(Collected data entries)
[start]
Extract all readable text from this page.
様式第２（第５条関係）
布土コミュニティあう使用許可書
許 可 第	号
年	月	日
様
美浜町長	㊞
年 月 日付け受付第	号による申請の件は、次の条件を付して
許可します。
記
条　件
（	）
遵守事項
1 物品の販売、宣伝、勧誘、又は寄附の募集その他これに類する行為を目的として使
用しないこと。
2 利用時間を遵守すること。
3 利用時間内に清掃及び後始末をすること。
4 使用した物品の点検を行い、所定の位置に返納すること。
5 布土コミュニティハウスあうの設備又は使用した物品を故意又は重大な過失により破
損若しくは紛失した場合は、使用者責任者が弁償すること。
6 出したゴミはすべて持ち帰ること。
[end]
Written instruction: Write out all the records above again, exactly as they stand.

Solution:
Extract all readable text from this page.
様式第２（第５条関係）
布土コミュニティあう使用許可書
許 可 第	号
年	月	日
様
美浜町長	㊞
年 月 日付け受付第	号による申請の件は、次の条件を付して
許可します。
記
条　件
（	）
遵守事項
1 物品の販売、宣伝、勧誘、又は寄附の募集その他これに類する行為を目的として使
用しないこと。
2 利用時間を遵守すること。
3 利用時間内に清掃及び後始末をすること。
4 使用した物品の点検を行い、所定の位置に返納すること。
5 布土コミュニティハウスあうの設備又は使用した物品を故意又は重大な過失により破
損若しくは紛失した場合は、使用者責任者が弁償すること。
6 出したゴミはすべて持ち帰ること。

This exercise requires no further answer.